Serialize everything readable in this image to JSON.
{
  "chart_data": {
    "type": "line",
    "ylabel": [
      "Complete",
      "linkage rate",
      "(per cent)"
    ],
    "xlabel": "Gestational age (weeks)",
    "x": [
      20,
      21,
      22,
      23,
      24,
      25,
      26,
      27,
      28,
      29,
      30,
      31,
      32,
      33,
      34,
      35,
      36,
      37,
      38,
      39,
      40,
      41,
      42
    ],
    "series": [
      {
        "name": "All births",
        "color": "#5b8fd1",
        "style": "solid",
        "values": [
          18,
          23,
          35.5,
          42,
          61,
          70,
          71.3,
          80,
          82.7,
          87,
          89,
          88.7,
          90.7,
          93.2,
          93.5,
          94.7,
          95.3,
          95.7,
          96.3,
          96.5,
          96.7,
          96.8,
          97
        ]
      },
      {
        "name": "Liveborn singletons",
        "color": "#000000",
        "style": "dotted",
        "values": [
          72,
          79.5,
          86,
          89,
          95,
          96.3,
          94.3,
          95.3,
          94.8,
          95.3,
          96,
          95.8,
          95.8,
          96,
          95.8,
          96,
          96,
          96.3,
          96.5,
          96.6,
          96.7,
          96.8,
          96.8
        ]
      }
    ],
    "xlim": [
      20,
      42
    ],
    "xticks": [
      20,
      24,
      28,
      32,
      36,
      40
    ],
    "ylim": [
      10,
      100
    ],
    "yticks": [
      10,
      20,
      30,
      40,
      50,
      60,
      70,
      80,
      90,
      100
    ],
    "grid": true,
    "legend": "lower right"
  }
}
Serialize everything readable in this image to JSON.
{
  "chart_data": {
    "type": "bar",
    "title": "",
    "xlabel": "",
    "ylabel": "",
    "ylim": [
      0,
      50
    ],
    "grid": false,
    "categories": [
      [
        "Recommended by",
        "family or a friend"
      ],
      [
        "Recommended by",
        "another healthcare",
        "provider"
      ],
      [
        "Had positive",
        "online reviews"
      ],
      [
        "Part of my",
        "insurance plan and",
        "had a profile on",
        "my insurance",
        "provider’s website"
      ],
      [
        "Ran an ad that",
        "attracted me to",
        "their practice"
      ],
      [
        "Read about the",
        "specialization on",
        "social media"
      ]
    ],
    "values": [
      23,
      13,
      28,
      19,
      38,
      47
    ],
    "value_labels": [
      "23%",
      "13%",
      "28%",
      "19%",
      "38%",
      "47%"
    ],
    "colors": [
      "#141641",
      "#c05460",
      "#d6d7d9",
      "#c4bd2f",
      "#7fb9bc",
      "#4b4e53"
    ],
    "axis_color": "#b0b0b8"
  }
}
++++++++
TASK REQUIREMENTS ::
Repeat the records above exactly, leaving none out.

RESULT OF THIS EXERCISE ::
Serialize everything readable in this image to JSON.
{
  "chart_data": {
    "type": "line",
    "ylabel": [
      "Complete",
      "linkage rate",
      "(per cent)"
    ],
    "xlabel": "Gestational age (weeks)",
    "x": [
      20,
      21,
      22,
      23,
      24,
      25,
      26,
      27,
      28,
      29,
      30,
      31,
      32,
      33,
      34,
      35,
      36,
      37,
      38,
      39,
      40,
      41,
      42
    ],
    "series": [
      {
        "name": "All births",
        "color": "#5b8fd1",
        "style": "solid",
        "values": [
          18,
          23,
          35.5,
          42,
          61,
          70,
          71.3,
          80,
          82.7,
          87,
          89,
          88.7,
          90.7,
          93.2,
          93.5,
          94.7,
          95.3,
          95.7,
          96.3,
          96.5,
          96.7,
          96.8,
          97
        ]
      },
      {
        "name": "Liveborn singletons",
        "color": "#000000",
        "style": "dotted",
        "values": [
          72,
          79.5,
          86,
          89,
          95,
          96.3,
          94.3,
          95.3,
          94.8,
          95.3,
          96,
          95.8,
          95.8,
          96,
          95.8,
          96,
          96,
          96.3,
          96.5,
          96.6,
          96.7,
          96.8,
          96.8
        ]
      }
    ],
    "xlim": [
      20,
      42
    ],
    "xticks": [
      20,
      24,
      28,
      32,
      36,
      40
    ],
    "ylim": [
      10,
      100
    ],
    "yticks": [
      10,
      20,
      30,
      40,
      50,
      60,
      70,
      80,
      90,
      100
    ],
    "grid": true,
    "legend": "lower right"
  }
}
Serialize everything readable in this image to JSON.
{
  "chart_data": {
    "type": "bar",
    "title": "",
    "xlabel": "",
    "ylabel": "",
    "ylim": [
      0,
      50
    ],
    "grid": false,
    "categories": [
      [
        "Recommended by",
        "family or a friend"
      ],
      [
        "Recommended by",
        "another healthcare",
        "provider"
      ],
      [
        "Had positive",
        "online reviews"
      ],
      [
        "Part of my",
        "insurance plan and",
        "had a profile on",
        "my insurance",
        "provider’s website"
      ],
      [
        "Ran an ad that",
        "attracted me to",
        "their practice"
      ],
      [
        "Read about the",
        "specialization on",
        "social media"
      ]
    ],
    "values": [
      23,
      13,
      28,
      19,
      38,
      47
    ],
    "value_labels": [
      "23%",
      "13%",
      "28%",
      "19%",
      "38%",
      "47%"
    ],
    "colors": [
      "#141641",
      "#c05460",
      "#d6d7d9",
      "#c4bd2f",
      "#7fb9bc",
      "#4b4e53"
    ],
    "axis_color": "#b0b0b8"
  }
}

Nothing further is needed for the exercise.